GOAL OF THE EXERCISE. Only a number is wanted: how many lines in these records contain the word "better"?

>> Start

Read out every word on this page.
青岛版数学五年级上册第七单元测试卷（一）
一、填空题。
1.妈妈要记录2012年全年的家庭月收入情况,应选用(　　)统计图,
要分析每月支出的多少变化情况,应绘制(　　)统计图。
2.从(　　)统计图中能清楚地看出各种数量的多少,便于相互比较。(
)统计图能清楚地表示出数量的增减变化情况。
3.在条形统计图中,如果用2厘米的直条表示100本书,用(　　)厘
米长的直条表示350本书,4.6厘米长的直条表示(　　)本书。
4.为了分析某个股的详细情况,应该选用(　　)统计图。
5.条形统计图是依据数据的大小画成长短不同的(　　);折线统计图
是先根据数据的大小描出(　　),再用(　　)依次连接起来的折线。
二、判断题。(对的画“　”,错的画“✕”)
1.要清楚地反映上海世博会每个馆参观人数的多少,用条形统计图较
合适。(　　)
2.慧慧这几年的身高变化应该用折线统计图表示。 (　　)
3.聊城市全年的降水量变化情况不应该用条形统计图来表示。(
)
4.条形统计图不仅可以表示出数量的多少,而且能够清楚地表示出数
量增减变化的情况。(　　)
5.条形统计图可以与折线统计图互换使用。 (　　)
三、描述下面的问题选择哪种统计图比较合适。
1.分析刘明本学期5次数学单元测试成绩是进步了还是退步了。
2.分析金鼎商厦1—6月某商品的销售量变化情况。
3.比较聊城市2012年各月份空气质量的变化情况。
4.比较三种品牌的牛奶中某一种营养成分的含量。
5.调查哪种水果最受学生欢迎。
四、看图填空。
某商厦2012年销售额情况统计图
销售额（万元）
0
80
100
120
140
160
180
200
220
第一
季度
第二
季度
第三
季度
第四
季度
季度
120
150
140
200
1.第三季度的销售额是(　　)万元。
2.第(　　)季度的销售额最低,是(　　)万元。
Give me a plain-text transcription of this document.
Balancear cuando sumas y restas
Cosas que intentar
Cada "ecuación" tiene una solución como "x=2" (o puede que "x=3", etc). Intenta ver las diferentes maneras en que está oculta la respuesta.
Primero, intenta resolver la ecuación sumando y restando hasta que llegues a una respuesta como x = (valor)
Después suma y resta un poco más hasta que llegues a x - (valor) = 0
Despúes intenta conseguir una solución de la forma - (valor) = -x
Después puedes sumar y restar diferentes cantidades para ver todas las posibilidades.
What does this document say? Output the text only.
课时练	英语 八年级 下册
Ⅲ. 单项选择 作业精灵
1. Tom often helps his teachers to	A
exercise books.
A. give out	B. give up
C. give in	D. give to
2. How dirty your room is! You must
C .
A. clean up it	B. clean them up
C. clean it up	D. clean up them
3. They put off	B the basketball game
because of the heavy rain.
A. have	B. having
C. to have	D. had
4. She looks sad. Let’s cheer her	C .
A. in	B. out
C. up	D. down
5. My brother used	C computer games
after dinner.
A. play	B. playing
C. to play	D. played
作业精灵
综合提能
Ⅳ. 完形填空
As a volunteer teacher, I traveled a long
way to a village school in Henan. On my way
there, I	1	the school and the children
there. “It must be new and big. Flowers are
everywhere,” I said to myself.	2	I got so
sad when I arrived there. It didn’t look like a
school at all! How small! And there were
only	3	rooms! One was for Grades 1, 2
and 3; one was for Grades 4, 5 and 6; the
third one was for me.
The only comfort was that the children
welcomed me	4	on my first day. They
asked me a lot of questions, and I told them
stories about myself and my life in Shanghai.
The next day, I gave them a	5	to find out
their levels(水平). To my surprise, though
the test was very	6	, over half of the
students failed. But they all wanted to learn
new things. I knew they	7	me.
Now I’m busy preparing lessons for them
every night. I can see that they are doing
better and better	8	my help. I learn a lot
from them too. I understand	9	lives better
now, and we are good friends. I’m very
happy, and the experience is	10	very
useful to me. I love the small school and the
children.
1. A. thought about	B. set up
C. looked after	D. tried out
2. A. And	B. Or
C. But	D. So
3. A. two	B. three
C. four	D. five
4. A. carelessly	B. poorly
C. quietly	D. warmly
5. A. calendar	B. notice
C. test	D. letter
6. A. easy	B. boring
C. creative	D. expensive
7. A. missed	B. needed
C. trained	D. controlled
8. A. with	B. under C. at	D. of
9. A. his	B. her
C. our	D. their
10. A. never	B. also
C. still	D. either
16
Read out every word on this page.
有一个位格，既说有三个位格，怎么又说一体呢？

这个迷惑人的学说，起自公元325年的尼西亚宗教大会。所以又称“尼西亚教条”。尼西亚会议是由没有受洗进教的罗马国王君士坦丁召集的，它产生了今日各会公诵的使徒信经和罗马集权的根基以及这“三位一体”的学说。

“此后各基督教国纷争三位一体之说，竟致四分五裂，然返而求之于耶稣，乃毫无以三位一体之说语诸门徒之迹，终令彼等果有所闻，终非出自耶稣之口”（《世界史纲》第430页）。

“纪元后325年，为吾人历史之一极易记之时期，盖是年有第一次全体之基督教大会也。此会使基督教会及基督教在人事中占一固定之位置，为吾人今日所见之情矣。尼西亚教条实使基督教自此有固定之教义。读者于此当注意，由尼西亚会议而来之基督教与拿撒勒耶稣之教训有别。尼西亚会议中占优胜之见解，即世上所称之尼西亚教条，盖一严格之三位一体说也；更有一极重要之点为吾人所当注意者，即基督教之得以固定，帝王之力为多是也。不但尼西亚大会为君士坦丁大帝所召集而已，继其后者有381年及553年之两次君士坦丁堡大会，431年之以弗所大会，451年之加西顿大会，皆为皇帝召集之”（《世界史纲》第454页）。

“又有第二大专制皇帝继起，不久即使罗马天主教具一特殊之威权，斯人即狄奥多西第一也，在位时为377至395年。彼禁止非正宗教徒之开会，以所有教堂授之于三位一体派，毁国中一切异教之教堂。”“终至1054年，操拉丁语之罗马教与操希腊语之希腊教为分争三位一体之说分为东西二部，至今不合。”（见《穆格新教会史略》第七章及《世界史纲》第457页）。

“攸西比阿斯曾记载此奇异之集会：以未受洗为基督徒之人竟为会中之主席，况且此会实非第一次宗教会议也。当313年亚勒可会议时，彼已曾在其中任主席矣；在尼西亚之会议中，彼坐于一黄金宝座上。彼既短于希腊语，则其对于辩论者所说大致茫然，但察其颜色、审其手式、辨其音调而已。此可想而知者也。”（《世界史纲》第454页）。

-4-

>> End

WRITTEN REPLY. 2